SET EXERCISE: Give the listing again character for character, but drop the images.

INPUT ROWS:

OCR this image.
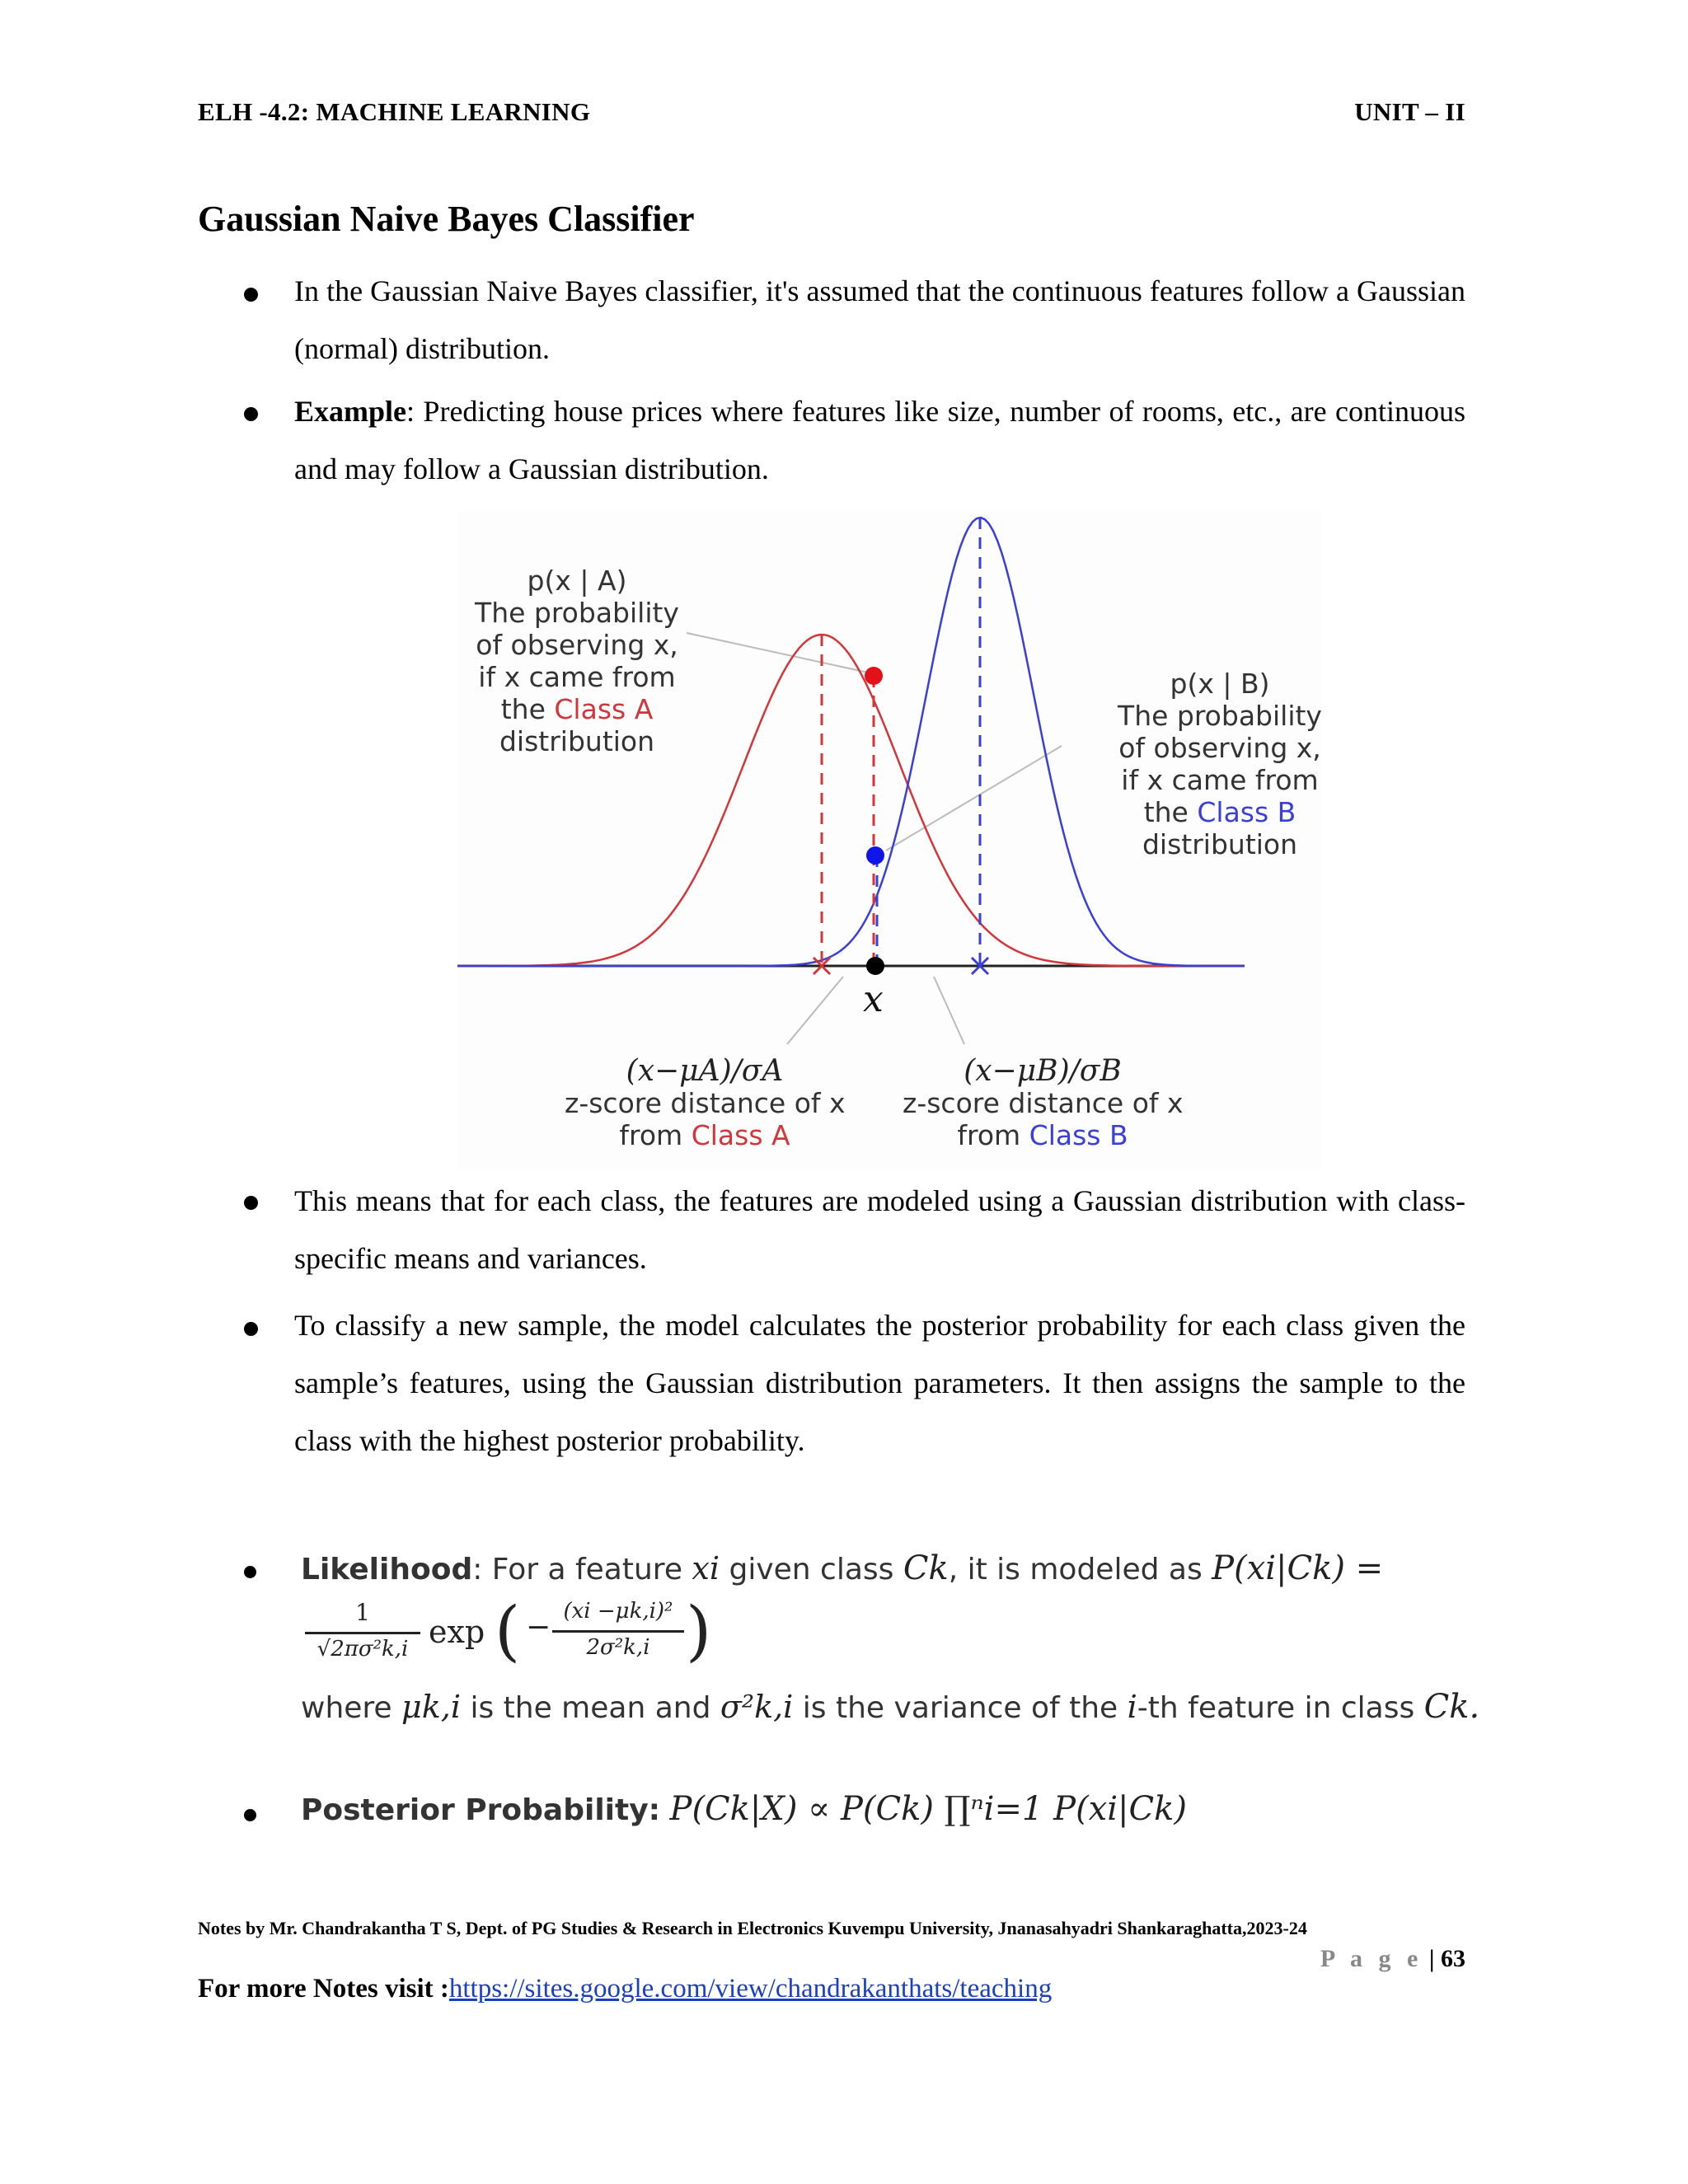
ELH -4.2: MACHINE LEARNING	UNIT – II
Gaussian Naive Bayes Classifier
In the Gaussian Naive Bayes classifier, it's assumed that the continuous features follow a Gaussian (normal) distribution.
Example: Predicting house prices where features like size, number of rooms, etc., are continuous and may follow a Gaussian distribution.
p(x | A)
The probability
of observing x,
if x came from
the Class A
distribution
p(x | B)
The probability
of observing x,
if x came from
the Class B
distribution
x
(x−μA)/σA
z-score distance of x
from Class A
(x−μB)/σB
z-score distance of x
from Class B
This means that for each class, the features are modeled using a Gaussian distribution with class-specific means and variances.
To classify a new sample, the model calculates the posterior probability for each class given the sample’s features, using the Gaussian distribution parameters. It then assigns the sample to the class with the highest posterior probability.
Likelihood: For a feature xi given class Ck, it is modeled as P(xi|Ck) =
1
√2πσ²k,i exp ( − (xi −μk,i)²
2σ²k,i )
where μk,i is the mean and σ²k,i is the variance of the i-th feature in class Ck.
Posterior Probability: P(Ck|X) ∝ P(Ck) ∏ⁿi=1 P(xi|Ck)
Notes by Mr. Chandrakantha T S, Dept. of PG Studies & Research in Electronics Kuvempu University, Jnanasahyadri Shankaraghatta,2023-24
P a g e | 63
For more Notes visit :https://sites.google.com/view/chandrakanthats/teaching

REPLY:
OCR this image.
ELH -4.2: MACHINE LEARNING	UNIT – II
Gaussian Naive Bayes Classifier
In the Gaussian Naive Bayes classifier, it's assumed that the continuous features follow a Gaussian (normal) distribution.
Example: Predicting house prices where features like size, number of rooms, etc., are continuous and may follow a Gaussian distribution.
p(x | A)
The probability
of observing x,
if x came from
the Class A
distribution
p(x | B)
The probability
of observing x,
if x came from
the Class B
distribution
x
(x−μA)/σA
z-score distance of x
from Class A
(x−μB)/σB
z-score distance of x
from Class B
This means that for each class, the features are modeled using a Gaussian distribution with class-specific means and variances.
To classify a new sample, the model calculates the posterior probability for each class given the sample’s features, using the Gaussian distribution parameters. It then assigns the sample to the class with the highest posterior probability.
Likelihood: For a feature xi given class Ck, it is modeled as P(xi|Ck) =
1
√2πσ²k,i exp ( − (xi −μk,i)²
2σ²k,i )
where μk,i is the mean and σ²k,i is the variance of the i-th feature in class Ck.
Posterior Probability: P(Ck|X) ∝ P(Ck) ∏ⁿi=1 P(xi|Ck)
Notes by Mr. Chandrakantha T S, Dept. of PG Studies & Research in Electronics Kuvempu University, Jnanasahyadri Shankaraghatta,2023-24
P a g e | 63
For more Notes visit :https://sites.google.com/view/chandrakanthats/teaching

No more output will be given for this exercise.